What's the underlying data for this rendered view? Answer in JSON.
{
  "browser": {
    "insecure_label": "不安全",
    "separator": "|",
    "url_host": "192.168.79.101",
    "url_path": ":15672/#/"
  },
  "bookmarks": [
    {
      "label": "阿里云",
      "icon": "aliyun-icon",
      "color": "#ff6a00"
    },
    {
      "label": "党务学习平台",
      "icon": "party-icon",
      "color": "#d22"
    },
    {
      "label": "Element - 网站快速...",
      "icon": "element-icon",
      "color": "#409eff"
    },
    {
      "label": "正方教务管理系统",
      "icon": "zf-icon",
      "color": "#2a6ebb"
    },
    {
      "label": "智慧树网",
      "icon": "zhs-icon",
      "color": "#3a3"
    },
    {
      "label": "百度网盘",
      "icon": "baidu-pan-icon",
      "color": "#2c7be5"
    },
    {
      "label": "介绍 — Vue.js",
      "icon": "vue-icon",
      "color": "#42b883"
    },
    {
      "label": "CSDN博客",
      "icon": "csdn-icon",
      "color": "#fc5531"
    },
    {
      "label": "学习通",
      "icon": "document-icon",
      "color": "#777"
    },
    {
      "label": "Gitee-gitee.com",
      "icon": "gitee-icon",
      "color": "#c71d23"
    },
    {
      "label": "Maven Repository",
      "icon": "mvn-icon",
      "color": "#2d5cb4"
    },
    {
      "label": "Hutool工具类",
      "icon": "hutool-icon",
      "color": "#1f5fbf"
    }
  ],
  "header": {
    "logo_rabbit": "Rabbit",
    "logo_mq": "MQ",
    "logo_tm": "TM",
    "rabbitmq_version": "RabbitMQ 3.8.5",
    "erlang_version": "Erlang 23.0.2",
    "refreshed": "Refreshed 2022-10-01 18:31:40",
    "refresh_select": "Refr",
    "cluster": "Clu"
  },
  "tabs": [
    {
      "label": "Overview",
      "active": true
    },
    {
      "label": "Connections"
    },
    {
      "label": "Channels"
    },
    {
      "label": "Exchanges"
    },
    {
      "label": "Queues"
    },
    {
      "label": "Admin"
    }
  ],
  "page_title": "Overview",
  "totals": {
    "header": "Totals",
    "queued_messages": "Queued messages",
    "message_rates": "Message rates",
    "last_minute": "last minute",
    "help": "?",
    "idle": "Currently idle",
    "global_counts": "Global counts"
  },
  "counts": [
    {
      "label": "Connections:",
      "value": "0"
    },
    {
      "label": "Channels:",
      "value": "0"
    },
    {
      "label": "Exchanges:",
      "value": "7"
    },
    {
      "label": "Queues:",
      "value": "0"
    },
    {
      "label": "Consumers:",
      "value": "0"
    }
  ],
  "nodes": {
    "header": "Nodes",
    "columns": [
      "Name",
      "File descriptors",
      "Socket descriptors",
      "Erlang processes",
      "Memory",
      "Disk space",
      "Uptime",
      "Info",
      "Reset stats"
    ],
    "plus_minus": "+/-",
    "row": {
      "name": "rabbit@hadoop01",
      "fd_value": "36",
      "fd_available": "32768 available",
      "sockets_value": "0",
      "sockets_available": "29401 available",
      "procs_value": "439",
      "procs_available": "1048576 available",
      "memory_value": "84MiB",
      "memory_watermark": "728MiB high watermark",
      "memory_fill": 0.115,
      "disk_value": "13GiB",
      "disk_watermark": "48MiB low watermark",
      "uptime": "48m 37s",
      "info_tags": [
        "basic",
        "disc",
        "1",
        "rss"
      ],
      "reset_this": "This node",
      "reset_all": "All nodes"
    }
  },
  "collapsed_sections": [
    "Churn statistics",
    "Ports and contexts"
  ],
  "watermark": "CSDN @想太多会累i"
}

----

Write out every record shown above, word for word.

▶ _Solved exercise_
What's the underlying data for this rendered view? Answer in JSON.
{
  "browser": {
    "insecure_label": "不安全",
    "separator": "|",
    "url_host": "192.168.79.101",
    "url_path": ":15672/#/"
  },
  "bookmarks": [
    {
      "label": "阿里云",
      "icon": "aliyun-icon",
      "color": "#ff6a00"
    },
    {
      "label": "党务学习平台",
      "icon": "party-icon",
      "color": "#d22"
    },
    {
      "label": "Element - 网站快速...",
      "icon": "element-icon",
      "color": "#409eff"
    },
    {
      "label": "正方教务管理系统",
      "icon": "zf-icon",
      "color": "#2a6ebb"
    },
    {
      "label": "智慧树网",
      "icon": "zhs-icon",
      "color": "#3a3"
    },
    {
      "label": "百度网盘",
      "icon": "baidu-pan-icon",
      "color": "#2c7be5"
    },
    {
      "label": "介绍 — Vue.js",
      "icon": "vue-icon",
      "color": "#42b883"
    },
    {
      "label": "CSDN博客",
      "icon": "csdn-icon",
      "color": "#fc5531"
    },
    {
      "label": "学习通",
      "icon": "document-icon",
      "color": "#777"
    },
    {
      "label": "Gitee-gitee.com",
      "icon": "gitee-icon",
      "color": "#c71d23"
    },
    {
      "label": "Maven Repository",
      "icon": "mvn-icon",
      "color": "#2d5cb4"
    },
    {
      "label": "Hutool工具类",
      "icon": "hutool-icon",
      "color": "#1f5fbf"
    }
  ],
  "header": {
    "logo_rabbit": "Rabbit",
    "logo_mq": "MQ",
    "logo_tm": "TM",
    "rabbitmq_version": "RabbitMQ 3.8.5",
    "erlang_version": "Erlang 23.0.2",
    "refreshed": "Refreshed 2022-10-01 18:31:40",
    "refresh_select": "Refr",
    "cluster": "Clu"
  },
  "tabs": [
    {
      "label": "Overview",
      "active": true
    },
    {
      "label": "Connections"
    },
    {
      "label": "Channels"
    },
    {
      "label": "Exchanges"
    },
    {
      "label": "Queues"
    },
    {
      "label": "Admin"
    }
  ],
  "page_title": "Overview",
  "totals": {
    "header": "Totals",
    "queued_messages": "Queued messages",
    "message_rates": "Message rates",
    "last_minute": "last minute",
    "help": "?",
    "idle": "Currently idle",
    "global_counts": "Global counts"
  },
  "counts": [
    {
      "label": "Connections:",
      "value": "0"
    },
    {
      "label": "Channels:",
      "value": "0"
    },
    {
      "label": "Exchanges:",
      "value": "7"
    },
    {
      "label": "Queues:",
      "value": "0"
    },
    {
      "label": "Consumers:",
      "value": "0"
    }
  ],
  "nodes": {
    "header": "Nodes",
    "columns": [
      "Name",
      "File descriptors",
      "Socket descriptors",
      "Erlang processes",
      "Memory",
      "Disk space",
      "Uptime",
      "Info",
      "Reset stats"
    ],
    "plus_minus": "+/-",
    "row": {
      "name": "rabbit@hadoop01",
      "fd_value": "36",
      "fd_available": "32768 available",
      "sockets_value": "0",
      "sockets_available": "29401 available",
      "procs_value": "439",
      "procs_available": "1048576 available",
      "memory_value": "84MiB",
      "memory_watermark": "728MiB high watermark",
      "memory_fill": 0.115,
      "disk_value": "13GiB",
      "disk_watermark": "48MiB low watermark",
      "uptime": "48m 37s",
      "info_tags": [
        "basic",
        "disc",
        "1",
        "rss"
      ],
      "reset_this": "This node",
      "reset_all": "All nodes"
    }
  },
  "collapsed_sections": [
    "Churn statistics",
    "Ports and contexts"
  ],
  "watermark": "CSDN @想太多会累i"
}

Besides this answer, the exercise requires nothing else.